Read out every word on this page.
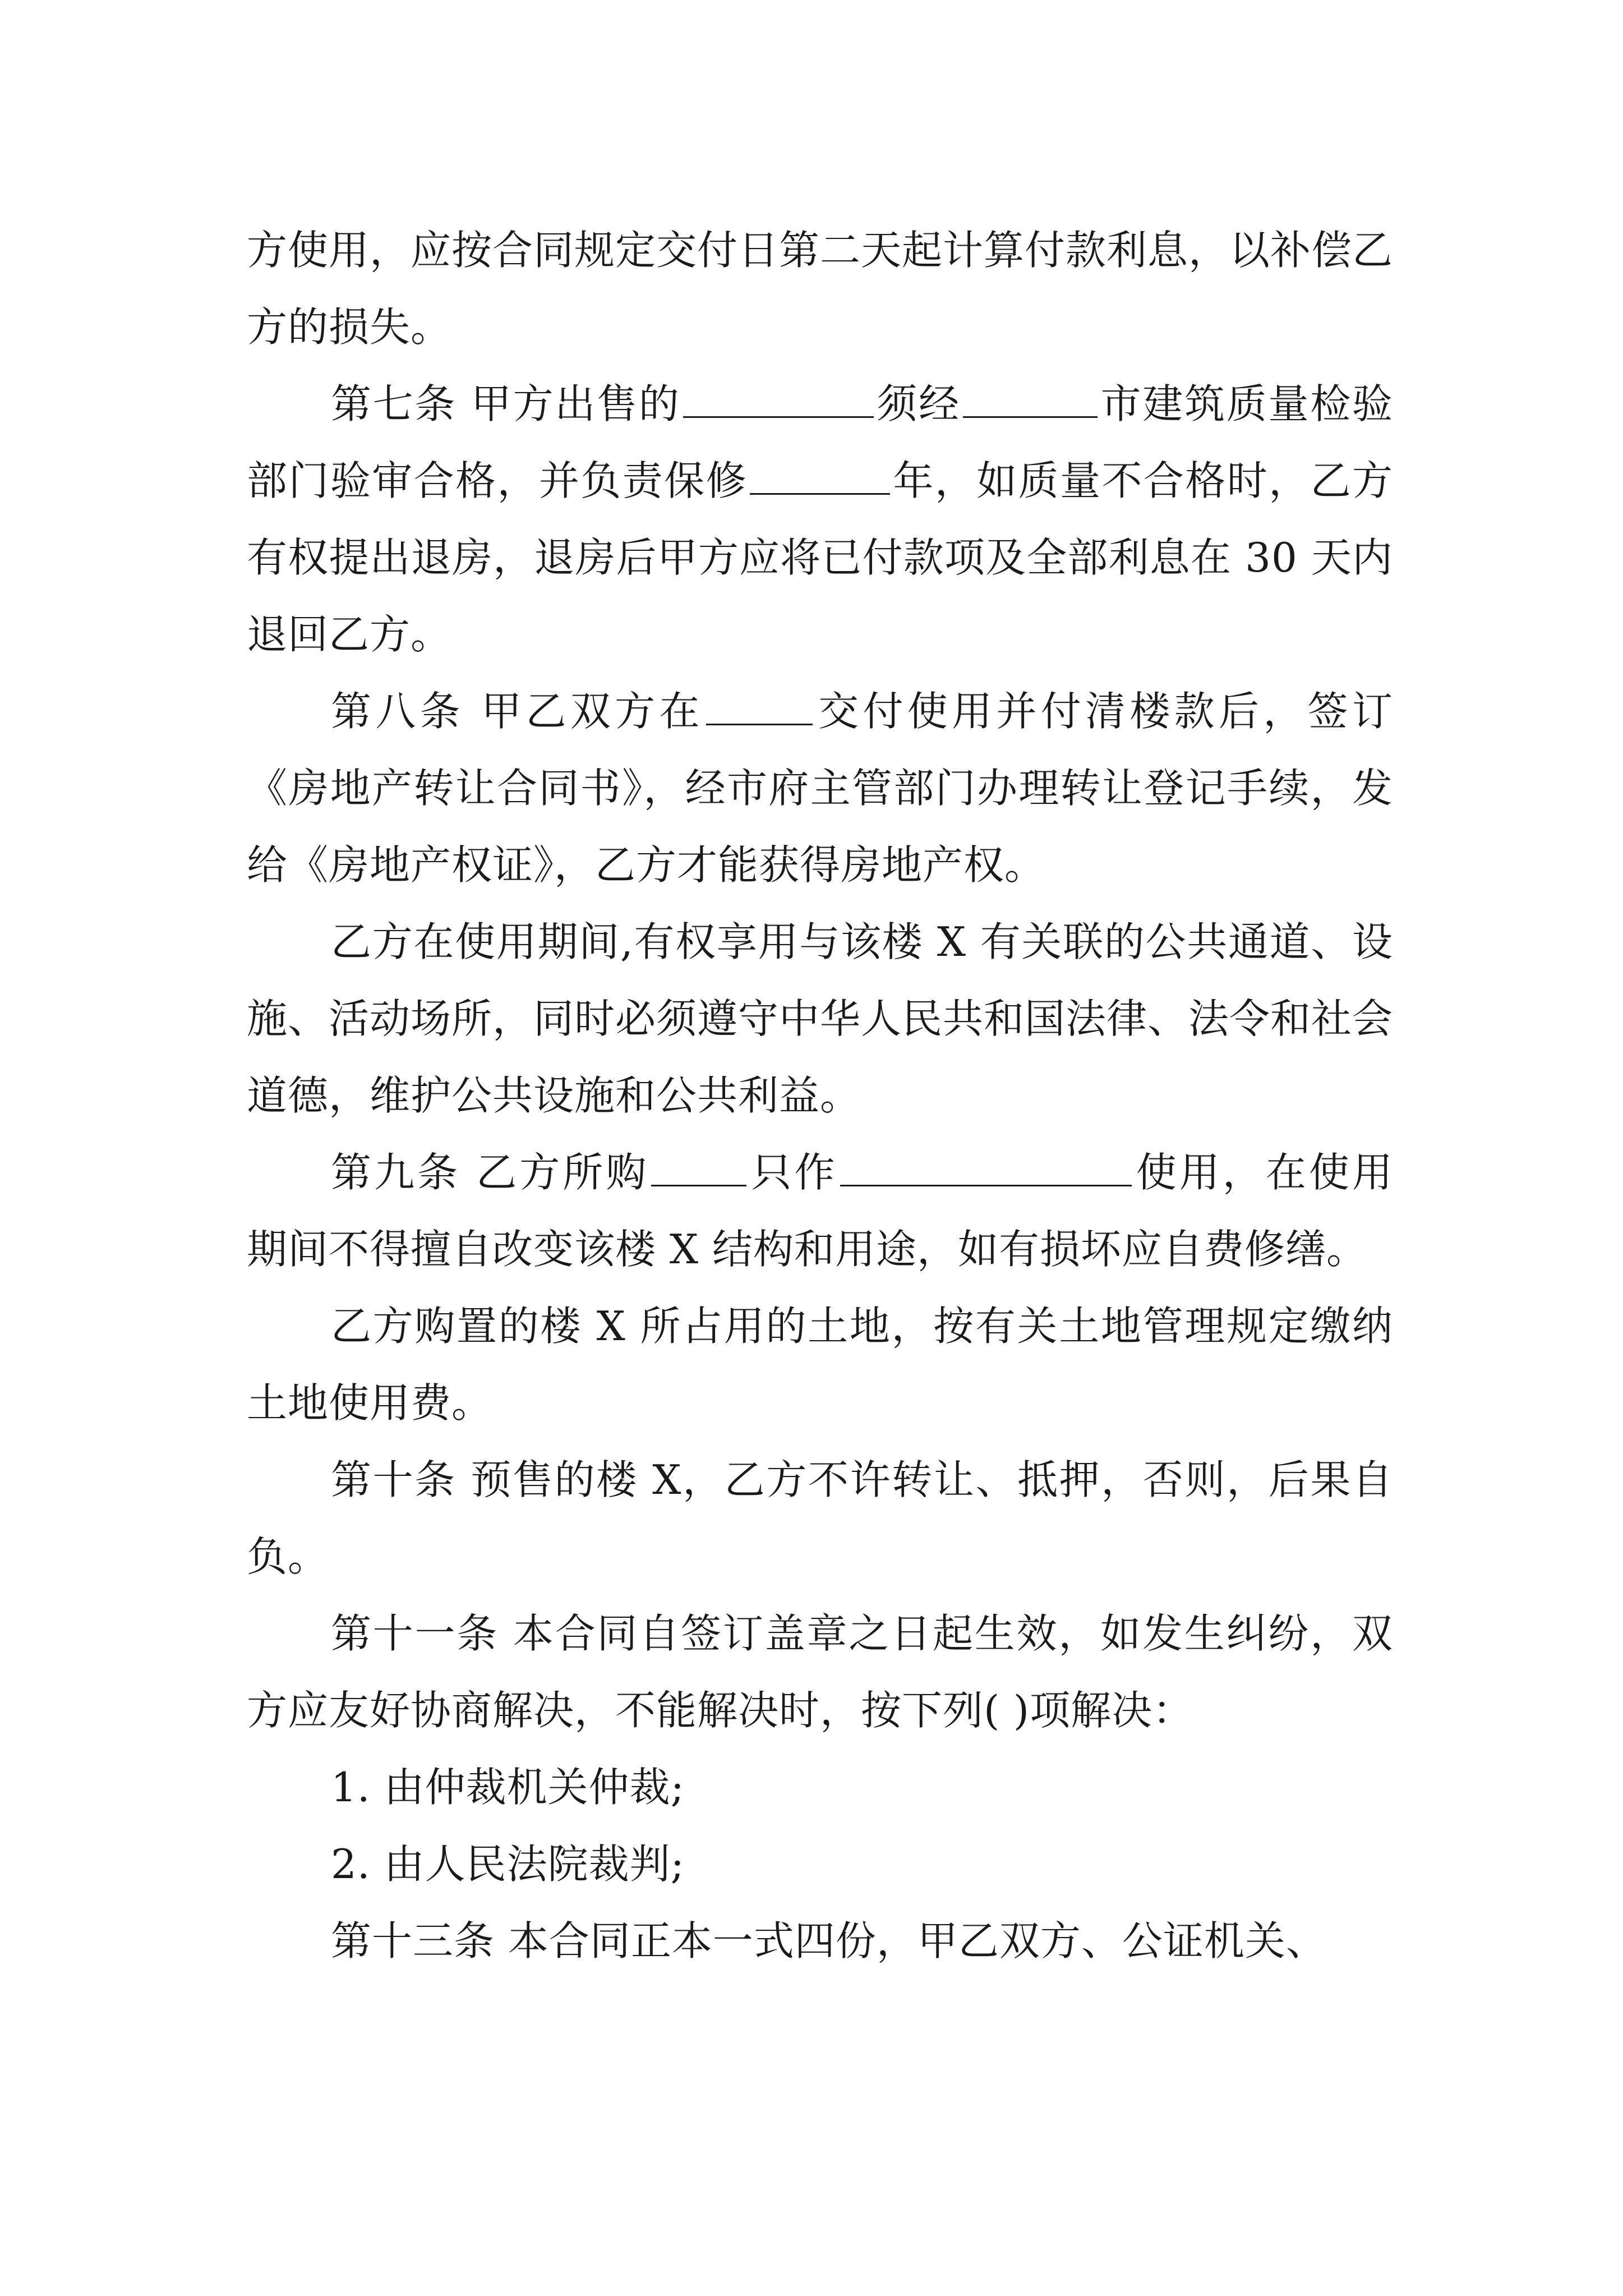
方使用，应按合同规定交付日第二天起计算付款利息，以补偿乙方的损失。

第七条 甲方出售的	须经	市建筑质量检验部门验审合格，并负责保修	年，如质量不合格时，乙方有权提出退房，退房后甲方应将已付款项及全部利息在 30 天内退回乙方。

第八条 甲乙双方在	交付使用并付清楼款后，签订《房地产转让合同书》，经市府主管部门办理转让登记手续，发给《房地产权证》，乙方才能获得房地产权。

乙方在使用期间,有权享用与该楼 X 有关联的公共通道、设施、活动场所，同时必须遵守中华人民共和国法律、法令和社会道德，维护公共设施和公共利益。

第九条 乙方所购 只作	使用，在使用期间不得擅自改变该楼 X 结构和用途，如有损坏应自费修缮。

乙方购置的楼 X 所占用的土地，按有关土地管理规定缴纳土地使用费。

第十条 预售的楼 X，乙方不许转让、抵押，否则，后果自负。

第十一条 本合同自签订盖章之日起生效，如发生纠纷，双方应友好协商解决，不能解决时，按下列( )项解决：

1. 由仲裁机关仲裁;

2. 由人民法院裁判;

第十三条 本合同正本一式四份，甲乙双方、公证机关、
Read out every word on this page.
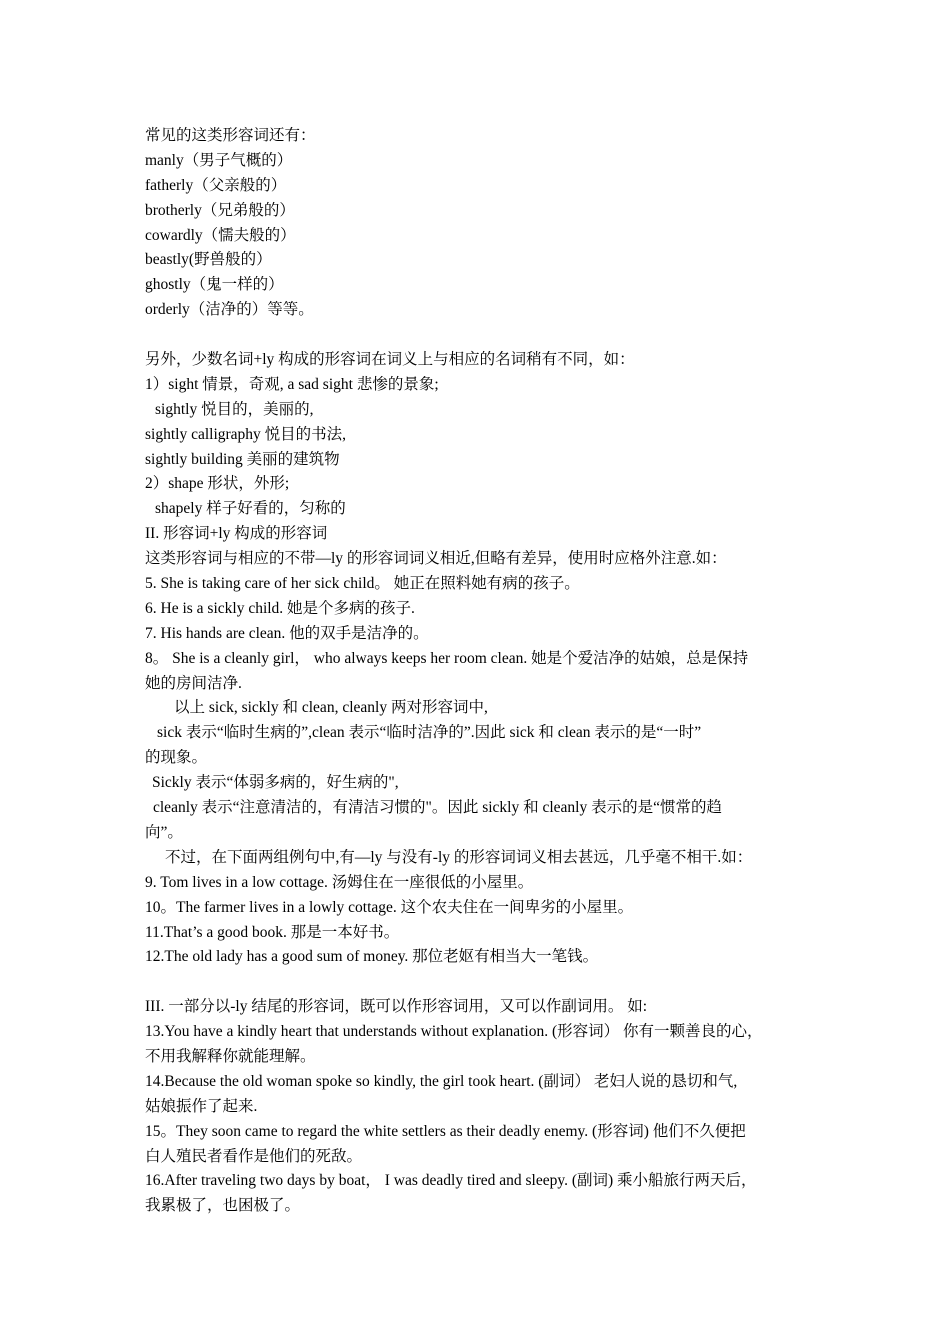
常见的这类形容词还有：
manly（男子气概的）
fatherly（父亲般的）
brotherly（兄弟般的）
cowardly（懦夫般的）
beastly(野兽般的）
ghostly（鬼一样的）
orderly（洁净的）等等。
另外，少数名词+ly 构成的形容词在词义上与相应的名词稍有不同，如：
1）sight 情景，奇观, a sad sight 悲惨的景象;
sightly 悦目的，美丽的,
sightly calligraphy 悦目的书法,
sightly building 美丽的建筑物
2）shape 形状，外形;
shapely 样子好看的，匀称的
II. 形容词+ly 构成的形容词
这类形容词与相应的不带—ly 的形容词词义相近,但略有差异，使用时应格外注意.如：
5. She is taking care of her sick child。 她正在照料她有病的孩子。
6. He is a sickly child. 她是个多病的孩子.
7. His hands are clean. 他的双手是洁净的。
8。 She is a cleanly girl， who always keeps her room clean. 她是个爱洁净的姑娘，总是保持
她的房间洁净.
以上 sick, sickly 和 clean, cleanly 两对形容词中,
sick 表示“临时生病的”,clean 表示“临时洁净的”.因此 sick 和 clean 表示的是“一时”
的现象。
Sickly 表示“体弱多病的，好生病的",
cleanly 表示“注意清洁的，有清洁习惯的"。因此 sickly 和 cleanly 表示的是“惯常的趋
向”。
不过，在下面两组例句中,有—ly 与没有-ly 的形容词词义相去甚远，几乎毫不相干.如：
9. Tom lives in a low cottage. 汤姆住在一座很低的小屋里。
10。The farmer lives in a lowly cottage. 这个农夫住在一间卑劣的小屋里。
11.That’s a good book. 那是一本好书。
12.The old lady has a good sum of money. 那位老妪有相当大一笔钱。
III. 一部分以-ly 结尾的形容词，既可以作形容词用，又可以作副词用。 如:
13.You have a kindly heart that understands without explanation. (形容词） 你有一颗善良的心，
不用我解释你就能理解。
14.Because the old woman spoke so kindly, the girl took heart. (副词） 老妇人说的恳切和气,
姑娘振作了起来.
15。They soon came to regard the white settlers as their deadly enemy. (形容词) 他们不久便把
白人殖民者看作是他们的死敌。
16.After traveling two days by boat， I was deadly tired and sleepy. (副词) 乘小船旅行两天后，
我累极了，也困极了。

----------

:: Exercise details ::
Copy the records exactly. Skip the pictures.

:: Written answer ::
Read out every word on this page.
方使用，应按合同规定交付日第二天起计算付款利息，以补偿乙方的损失。

第七条 甲方出售的	须经	市建筑质量检验部门验审合格，并负责保修	年，如质量不合格时，乙方有权提出退房，退房后甲方应将已付款项及全部利息在 30 天内退回乙方。

第八条 甲乙双方在	交付使用并付清楼款后，签订《房地产转让合同书》，经市府主管部门办理转让登记手续，发给《房地产权证》，乙方才能获得房地产权。

乙方在使用期间,有权享用与该楼 X 有关联的公共通道、设施、活动场所，同时必须遵守中华人民共和国法律、法令和社会道德，维护公共设施和公共利益。

第九条 乙方所购 只作	使用，在使用期间不得擅自改变该楼 X 结构和用途，如有损坏应自费修缮。

乙方购置的楼 X 所占用的土地，按有关土地管理规定缴纳土地使用费。

第十条 预售的楼 X，乙方不许转让、抵押，否则，后果自负。

第十一条 本合同自签订盖章之日起生效，如发生纠纷，双方应友好协商解决，不能解决时，按下列( )项解决：

1. 由仲裁机关仲裁;

2. 由人民法院裁判;

第十三条 本合同正本一式四份，甲乙双方、公证机关、
Read out every word on this page.
常见的这类形容词还有：
manly（男子气概的）
fatherly（父亲般的）
brotherly（兄弟般的）
cowardly（懦夫般的）
beastly(野兽般的）
ghostly（鬼一样的）
orderly（洁净的）等等。
另外，少数名词+ly 构成的形容词在词义上与相应的名词稍有不同，如：
1）sight 情景，奇观, a sad sight 悲惨的景象;
sightly 悦目的，美丽的,
sightly calligraphy 悦目的书法,
sightly building 美丽的建筑物
2）shape 形状，外形;
shapely 样子好看的，匀称的
II. 形容词+ly 构成的形容词
这类形容词与相应的不带—ly 的形容词词义相近,但略有差异，使用时应格外注意.如：
5. She is taking care of her sick child。 她正在照料她有病的孩子。
6. He is a sickly child. 她是个多病的孩子.
7. His hands are clean. 他的双手是洁净的。
8。 She is a cleanly girl， who always keeps her room clean. 她是个爱洁净的姑娘，总是保持
她的房间洁净.
以上 sick, sickly 和 clean, cleanly 两对形容词中,
sick 表示“临时生病的”,clean 表示“临时洁净的”.因此 sick 和 clean 表示的是“一时”
的现象。
Sickly 表示“体弱多病的，好生病的",
cleanly 表示“注意清洁的，有清洁习惯的"。因此 sickly 和 cleanly 表示的是“惯常的趋
向”。
不过，在下面两组例句中,有—ly 与没有-ly 的形容词词义相去甚远，几乎毫不相干.如：
9. Tom lives in a low cottage. 汤姆住在一座很低的小屋里。
10。The farmer lives in a lowly cottage. 这个农夫住在一间卑劣的小屋里。
11.That’s a good book. 那是一本好书。
12.The old lady has a good sum of money. 那位老妪有相当大一笔钱。
III. 一部分以-ly 结尾的形容词，既可以作形容词用，又可以作副词用。 如:
13.You have a kindly heart that understands without explanation. (形容词） 你有一颗善良的心，
不用我解释你就能理解。
14.Because the old woman spoke so kindly, the girl took heart. (副词） 老妇人说的恳切和气,
姑娘振作了起来.
15。They soon came to regard the white settlers as their deadly enemy. (形容词) 他们不久便把
白人殖民者看作是他们的死敌。
16.After traveling two days by boat， I was deadly tired and sleepy. (副词) 乘小船旅行两天后，
我累极了，也困极了。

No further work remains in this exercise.